- **What the exercise asks**: Leave out the images and repeat the listing below without a single change.

[Items from a dataset]
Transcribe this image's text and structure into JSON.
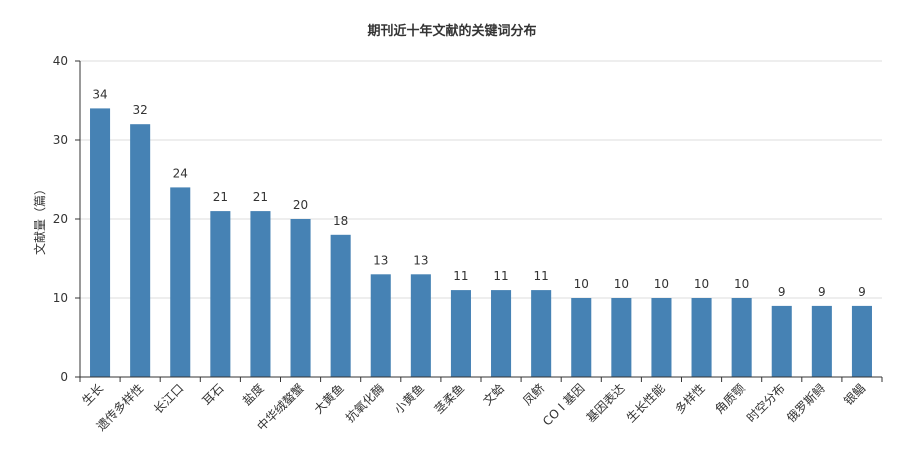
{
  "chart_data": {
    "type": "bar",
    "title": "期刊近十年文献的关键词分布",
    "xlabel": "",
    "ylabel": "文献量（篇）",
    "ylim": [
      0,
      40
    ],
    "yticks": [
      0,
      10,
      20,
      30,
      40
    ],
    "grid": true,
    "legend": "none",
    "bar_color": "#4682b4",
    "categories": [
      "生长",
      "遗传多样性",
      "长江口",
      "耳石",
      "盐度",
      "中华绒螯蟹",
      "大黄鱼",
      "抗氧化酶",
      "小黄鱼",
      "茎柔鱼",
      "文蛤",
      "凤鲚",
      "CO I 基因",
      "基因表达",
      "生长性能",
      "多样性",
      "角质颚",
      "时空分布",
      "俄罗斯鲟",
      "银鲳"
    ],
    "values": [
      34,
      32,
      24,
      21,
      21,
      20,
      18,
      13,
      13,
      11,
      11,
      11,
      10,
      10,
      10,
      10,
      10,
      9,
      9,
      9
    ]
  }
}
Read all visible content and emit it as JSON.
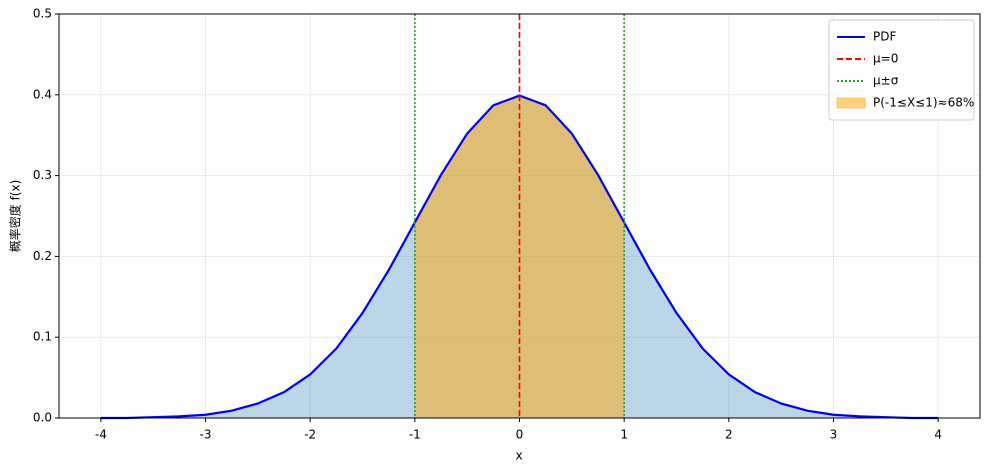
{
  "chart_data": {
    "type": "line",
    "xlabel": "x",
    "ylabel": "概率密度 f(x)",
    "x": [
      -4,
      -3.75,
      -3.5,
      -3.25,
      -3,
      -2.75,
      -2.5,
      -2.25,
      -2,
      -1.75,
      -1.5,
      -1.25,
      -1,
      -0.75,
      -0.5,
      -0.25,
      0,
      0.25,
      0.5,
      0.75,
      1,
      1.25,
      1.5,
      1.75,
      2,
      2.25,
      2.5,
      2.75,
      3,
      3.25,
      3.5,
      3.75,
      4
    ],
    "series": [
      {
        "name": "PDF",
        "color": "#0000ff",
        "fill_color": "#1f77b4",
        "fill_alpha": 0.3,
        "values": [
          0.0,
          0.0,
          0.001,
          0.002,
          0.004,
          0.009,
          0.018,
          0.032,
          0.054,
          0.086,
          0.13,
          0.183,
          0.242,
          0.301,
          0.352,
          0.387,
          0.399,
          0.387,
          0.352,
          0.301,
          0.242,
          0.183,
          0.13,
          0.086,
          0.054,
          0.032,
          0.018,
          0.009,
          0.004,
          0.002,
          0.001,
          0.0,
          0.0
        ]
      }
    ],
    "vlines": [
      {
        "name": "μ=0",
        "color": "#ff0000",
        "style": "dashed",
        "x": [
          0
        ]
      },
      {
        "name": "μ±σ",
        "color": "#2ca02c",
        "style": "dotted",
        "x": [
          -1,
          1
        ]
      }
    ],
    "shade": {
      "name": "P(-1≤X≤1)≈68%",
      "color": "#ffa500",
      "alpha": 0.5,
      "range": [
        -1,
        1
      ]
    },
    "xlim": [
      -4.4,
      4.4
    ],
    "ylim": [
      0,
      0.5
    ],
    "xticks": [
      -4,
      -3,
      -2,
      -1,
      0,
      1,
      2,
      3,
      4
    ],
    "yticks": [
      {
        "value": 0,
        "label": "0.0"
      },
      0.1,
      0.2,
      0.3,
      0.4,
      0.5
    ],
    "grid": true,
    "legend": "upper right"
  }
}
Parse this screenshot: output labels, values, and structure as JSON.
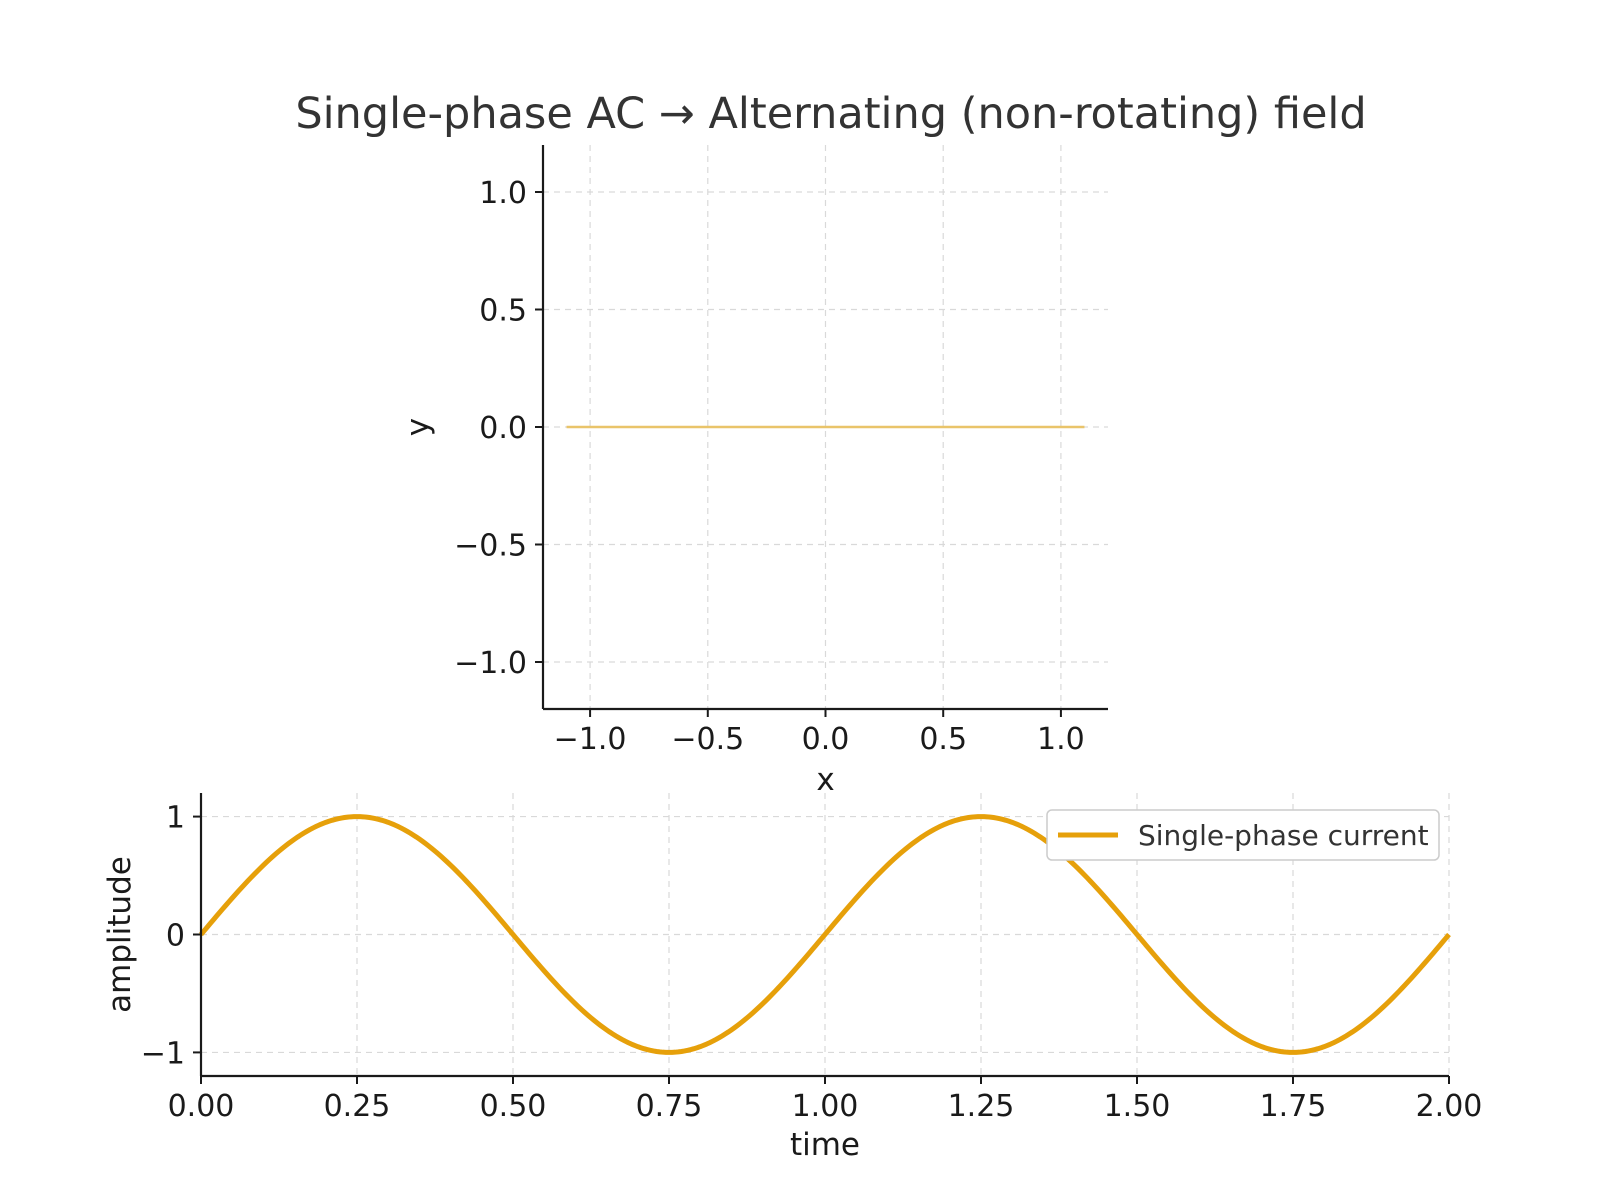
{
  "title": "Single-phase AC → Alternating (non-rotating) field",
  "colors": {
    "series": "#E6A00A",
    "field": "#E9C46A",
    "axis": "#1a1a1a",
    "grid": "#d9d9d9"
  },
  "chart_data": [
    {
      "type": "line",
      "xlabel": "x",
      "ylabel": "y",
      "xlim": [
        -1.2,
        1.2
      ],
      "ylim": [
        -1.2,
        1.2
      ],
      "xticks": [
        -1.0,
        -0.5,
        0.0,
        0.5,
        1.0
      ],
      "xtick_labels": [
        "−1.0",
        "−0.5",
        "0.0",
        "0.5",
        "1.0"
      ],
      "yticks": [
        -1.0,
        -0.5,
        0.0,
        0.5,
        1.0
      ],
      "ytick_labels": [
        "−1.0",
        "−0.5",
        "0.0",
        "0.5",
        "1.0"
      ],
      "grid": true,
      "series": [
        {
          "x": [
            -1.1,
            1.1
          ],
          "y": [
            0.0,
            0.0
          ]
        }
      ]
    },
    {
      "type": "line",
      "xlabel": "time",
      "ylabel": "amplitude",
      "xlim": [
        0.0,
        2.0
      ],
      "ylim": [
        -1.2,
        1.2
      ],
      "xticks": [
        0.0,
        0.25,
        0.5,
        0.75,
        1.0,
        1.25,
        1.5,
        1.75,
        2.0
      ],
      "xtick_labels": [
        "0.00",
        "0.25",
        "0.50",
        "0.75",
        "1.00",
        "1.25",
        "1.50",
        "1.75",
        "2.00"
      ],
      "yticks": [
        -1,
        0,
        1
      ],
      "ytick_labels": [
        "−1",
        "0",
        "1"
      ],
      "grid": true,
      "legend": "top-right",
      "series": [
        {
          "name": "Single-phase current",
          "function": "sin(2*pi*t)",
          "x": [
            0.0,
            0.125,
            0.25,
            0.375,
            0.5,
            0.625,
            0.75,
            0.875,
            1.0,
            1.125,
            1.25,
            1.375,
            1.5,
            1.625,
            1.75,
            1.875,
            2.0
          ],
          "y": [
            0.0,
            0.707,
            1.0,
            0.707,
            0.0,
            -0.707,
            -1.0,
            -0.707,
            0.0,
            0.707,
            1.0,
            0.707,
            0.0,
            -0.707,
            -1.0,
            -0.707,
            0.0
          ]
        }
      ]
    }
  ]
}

- **Exercise solution**:
Transcribe this image's text and structure into JSON.
{
  "chart_data": {
    "type": "bar",
    "title": "期刊近十年文献的关键词分布",
    "xlabel": "",
    "ylabel": "文献量（篇）",
    "ylim": [
      0,
      40
    ],
    "yticks": [
      0,
      10,
      20,
      30,
      40
    ],
    "grid": true,
    "legend": "none",
    "bar_color": "#4682b4",
    "categories": [
      "生长",
      "遗传多样性",
      "长江口",
      "耳石",
      "盐度",
      "中华绒螯蟹",
      "大黄鱼",
      "抗氧化酶",
      "小黄鱼",
      "茎柔鱼",
      "文蛤",
      "凤鲚",
      "CO I 基因",
      "基因表达",
      "生长性能",
      "多样性",
      "角质颚",
      "时空分布",
      "俄罗斯鲟",
      "银鲳"
    ],
    "values": [
      34,
      32,
      24,
      21,
      21,
      20,
      18,
      13,
      13,
      11,
      11,
      11,
      10,
      10,
      10,
      10,
      10,
      9,
      9,
      9
    ]
  }
}
Read all visible content and emit it as JSON.
{
  "chart_data": {
    "type": "line",
    "xlabel": "x",
    "ylabel": "概率密度 f(x)",
    "x": [
      -4,
      -3.75,
      -3.5,
      -3.25,
      -3,
      -2.75,
      -2.5,
      -2.25,
      -2,
      -1.75,
      -1.5,
      -1.25,
      -1,
      -0.75,
      -0.5,
      -0.25,
      0,
      0.25,
      0.5,
      0.75,
      1,
      1.25,
      1.5,
      1.75,
      2,
      2.25,
      2.5,
      2.75,
      3,
      3.25,
      3.5,
      3.75,
      4
    ],
    "series": [
      {
        "name": "PDF",
        "color": "#0000ff",
        "fill_color": "#1f77b4",
        "fill_alpha": 0.3,
        "values": [
          0.0,
          0.0,
          0.001,
          0.002,
          0.004,
          0.009,
          0.018,
          0.032,
          0.054,
          0.086,
          0.13,
          0.183,
          0.242,
          0.301,
          0.352,
          0.387,
          0.399,
          0.387,
          0.352,
          0.301,
          0.242,
          0.183,
          0.13,
          0.086,
          0.054,
          0.032,
          0.018,
          0.009,
          0.004,
          0.002,
          0.001,
          0.0,
          0.0
        ]
      }
    ],
    "vlines": [
      {
        "name": "μ=0",
        "color": "#ff0000",
        "style": "dashed",
        "x": [
          0
        ]
      },
      {
        "name": "μ±σ",
        "color": "#2ca02c",
        "style": "dotted",
        "x": [
          -1,
          1
        ]
      }
    ],
    "shade": {
      "name": "P(-1≤X≤1)≈68%",
      "color": "#ffa500",
      "alpha": 0.5,
      "range": [
        -1,
        1
      ]
    },
    "xlim": [
      -4.4,
      4.4
    ],
    "ylim": [
      0,
      0.5
    ],
    "xticks": [
      -4,
      -3,
      -2,
      -1,
      0,
      1,
      2,
      3,
      4
    ],
    "yticks": [
      {
        "value": 0,
        "label": "0.0"
      },
      0.1,
      0.2,
      0.3,
      0.4,
      0.5
    ],
    "grid": true,
    "legend": "upper right"
  }
}
Parse this screenshot: output labels, values, and structure as JSON.
{
  "title": "Single-phase AC → Alternating (non-rotating) field",
  "colors": {
    "series": "#E6A00A",
    "field": "#E9C46A",
    "axis": "#1a1a1a",
    "grid": "#d9d9d9"
  },
  "chart_data": [
    {
      "type": "line",
      "xlabel": "x",
      "ylabel": "y",
      "xlim": [
        -1.2,
        1.2
      ],
      "ylim": [
        -1.2,
        1.2
      ],
      "xticks": [
        -1.0,
        -0.5,
        0.0,
        0.5,
        1.0
      ],
      "xtick_labels": [
        "−1.0",
        "−0.5",
        "0.0",
        "0.5",
        "1.0"
      ],
      "yticks": [
        -1.0,
        -0.5,
        0.0,
        0.5,
        1.0
      ],
      "ytick_labels": [
        "−1.0",
        "−0.5",
        "0.0",
        "0.5",
        "1.0"
      ],
      "grid": true,
      "series": [
        {
          "x": [
            -1.1,
            1.1
          ],
          "y": [
            0.0,
            0.0
          ]
        }
      ]
    },
    {
      "type": "line",
      "xlabel": "time",
      "ylabel": "amplitude",
      "xlim": [
        0.0,
        2.0
      ],
      "ylim": [
        -1.2,
        1.2
      ],
      "xticks": [
        0.0,
        0.25,
        0.5,
        0.75,
        1.0,
        1.25,
        1.5,
        1.75,
        2.0
      ],
      "xtick_labels": [
        "0.00",
        "0.25",
        "0.50",
        "0.75",
        "1.00",
        "1.25",
        "1.50",
        "1.75",
        "2.00"
      ],
      "yticks": [
        -1,
        0,
        1
      ],
      "ytick_labels": [
        "−1",
        "0",
        "1"
      ],
      "grid": true,
      "legend": "top-right",
      "series": [
        {
          "name": "Single-phase current",
          "function": "sin(2*pi*t)",
          "x": [
            0.0,
            0.125,
            0.25,
            0.375,
            0.5,
            0.625,
            0.75,
            0.875,
            1.0,
            1.125,
            1.25,
            1.375,
            1.5,
            1.625,
            1.75,
            1.875,
            2.0
          ],
          "y": [
            0.0,
            0.707,
            1.0,
            0.707,
            0.0,
            -0.707,
            -1.0,
            -0.707,
            0.0,
            0.707,
            1.0,
            0.707,
            0.0,
            -0.707,
            -1.0,
            -0.707,
            0.0
          ]
        }
      ]
    }
  ]
}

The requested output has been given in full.